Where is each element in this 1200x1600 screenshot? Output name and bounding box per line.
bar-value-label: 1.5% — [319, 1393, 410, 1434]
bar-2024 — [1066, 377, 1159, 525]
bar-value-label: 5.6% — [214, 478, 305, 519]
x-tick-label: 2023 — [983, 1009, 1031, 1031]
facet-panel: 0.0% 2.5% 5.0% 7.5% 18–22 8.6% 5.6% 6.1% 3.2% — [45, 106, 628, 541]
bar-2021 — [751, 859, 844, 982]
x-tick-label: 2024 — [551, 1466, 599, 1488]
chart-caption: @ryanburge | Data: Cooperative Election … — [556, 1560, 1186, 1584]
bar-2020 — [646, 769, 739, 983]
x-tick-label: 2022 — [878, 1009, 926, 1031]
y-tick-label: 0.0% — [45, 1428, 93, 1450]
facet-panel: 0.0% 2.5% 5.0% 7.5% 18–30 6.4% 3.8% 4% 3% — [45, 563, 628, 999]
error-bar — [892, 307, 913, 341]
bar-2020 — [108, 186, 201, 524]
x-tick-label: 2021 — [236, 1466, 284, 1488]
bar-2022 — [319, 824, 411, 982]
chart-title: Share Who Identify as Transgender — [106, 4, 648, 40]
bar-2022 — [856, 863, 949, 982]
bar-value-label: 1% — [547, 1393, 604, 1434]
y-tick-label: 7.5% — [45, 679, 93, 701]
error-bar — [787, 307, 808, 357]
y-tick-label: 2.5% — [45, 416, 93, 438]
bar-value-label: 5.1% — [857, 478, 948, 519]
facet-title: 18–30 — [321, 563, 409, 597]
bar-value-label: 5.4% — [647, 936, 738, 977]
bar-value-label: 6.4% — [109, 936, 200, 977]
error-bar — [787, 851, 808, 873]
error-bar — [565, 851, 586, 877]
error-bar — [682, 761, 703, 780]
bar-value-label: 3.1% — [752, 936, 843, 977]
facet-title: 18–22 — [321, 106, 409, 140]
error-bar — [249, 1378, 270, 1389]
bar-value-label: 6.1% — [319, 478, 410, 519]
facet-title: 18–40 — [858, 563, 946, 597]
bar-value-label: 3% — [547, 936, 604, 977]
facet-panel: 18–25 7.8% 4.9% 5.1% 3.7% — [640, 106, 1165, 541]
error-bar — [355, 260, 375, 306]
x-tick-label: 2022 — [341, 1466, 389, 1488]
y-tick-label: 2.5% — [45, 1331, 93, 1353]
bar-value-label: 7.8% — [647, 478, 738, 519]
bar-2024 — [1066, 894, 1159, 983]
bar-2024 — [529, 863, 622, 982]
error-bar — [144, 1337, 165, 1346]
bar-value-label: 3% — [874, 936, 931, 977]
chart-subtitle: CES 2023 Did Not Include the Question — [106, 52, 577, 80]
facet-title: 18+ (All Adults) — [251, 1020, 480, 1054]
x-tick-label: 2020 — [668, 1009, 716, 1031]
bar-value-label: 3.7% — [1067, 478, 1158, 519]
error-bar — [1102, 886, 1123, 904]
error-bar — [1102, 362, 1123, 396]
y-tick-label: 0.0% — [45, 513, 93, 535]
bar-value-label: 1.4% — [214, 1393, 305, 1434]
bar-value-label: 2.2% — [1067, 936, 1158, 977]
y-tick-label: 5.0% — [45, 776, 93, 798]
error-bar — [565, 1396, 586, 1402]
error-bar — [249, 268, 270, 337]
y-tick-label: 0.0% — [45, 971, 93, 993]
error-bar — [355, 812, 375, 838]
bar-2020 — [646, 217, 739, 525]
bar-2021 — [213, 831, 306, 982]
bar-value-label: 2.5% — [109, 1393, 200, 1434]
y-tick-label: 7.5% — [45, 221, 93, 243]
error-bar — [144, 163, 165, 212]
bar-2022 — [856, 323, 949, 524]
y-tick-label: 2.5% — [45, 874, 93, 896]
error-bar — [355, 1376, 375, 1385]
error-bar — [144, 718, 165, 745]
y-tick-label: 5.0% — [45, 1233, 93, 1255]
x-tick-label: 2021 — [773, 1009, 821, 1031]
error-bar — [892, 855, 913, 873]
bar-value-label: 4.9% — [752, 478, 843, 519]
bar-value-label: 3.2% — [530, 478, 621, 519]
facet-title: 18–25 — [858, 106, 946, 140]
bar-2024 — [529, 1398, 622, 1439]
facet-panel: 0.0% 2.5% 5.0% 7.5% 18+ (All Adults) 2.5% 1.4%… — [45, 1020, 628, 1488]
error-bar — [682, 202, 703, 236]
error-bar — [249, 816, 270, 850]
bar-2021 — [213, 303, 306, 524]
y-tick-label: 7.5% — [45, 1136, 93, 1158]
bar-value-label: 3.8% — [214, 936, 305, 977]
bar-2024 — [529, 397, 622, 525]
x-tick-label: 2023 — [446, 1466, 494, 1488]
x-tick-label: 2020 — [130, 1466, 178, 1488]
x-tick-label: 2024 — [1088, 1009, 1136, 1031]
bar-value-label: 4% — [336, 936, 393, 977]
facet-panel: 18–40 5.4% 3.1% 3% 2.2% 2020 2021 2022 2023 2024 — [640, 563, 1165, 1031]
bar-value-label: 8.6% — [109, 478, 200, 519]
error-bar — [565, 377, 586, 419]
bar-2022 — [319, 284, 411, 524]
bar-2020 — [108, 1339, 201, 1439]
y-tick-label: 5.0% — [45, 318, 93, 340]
# # # # # # #
*TASK OBJECTIVE*
Can you quote the records word for word from their first line through the line containing "x-tick-label: 2022 — [878, 1009, 926, 1031]", with both of those lines included?

*EXERCISE OUTPUT*
Where is each element in this 1200x1600 screenshot? Output name and bounding box per line.
bar-value-label: 1.5% — [319, 1393, 410, 1434]
bar-2024 — [1066, 377, 1159, 525]
bar-value-label: 5.6% — [214, 478, 305, 519]
x-tick-label: 2023 — [983, 1009, 1031, 1031]
facet-panel: 0.0% 2.5% 5.0% 7.5% 18–22 8.6% 5.6% 6.1% 3.2% — [45, 106, 628, 541]
bar-2021 — [751, 859, 844, 982]
x-tick-label: 2024 — [551, 1466, 599, 1488]
chart-caption: @ryanburge | Data: Cooperative Election … — [556, 1560, 1186, 1584]
bar-2020 — [646, 769, 739, 983]
x-tick-label: 2022 — [878, 1009, 926, 1031]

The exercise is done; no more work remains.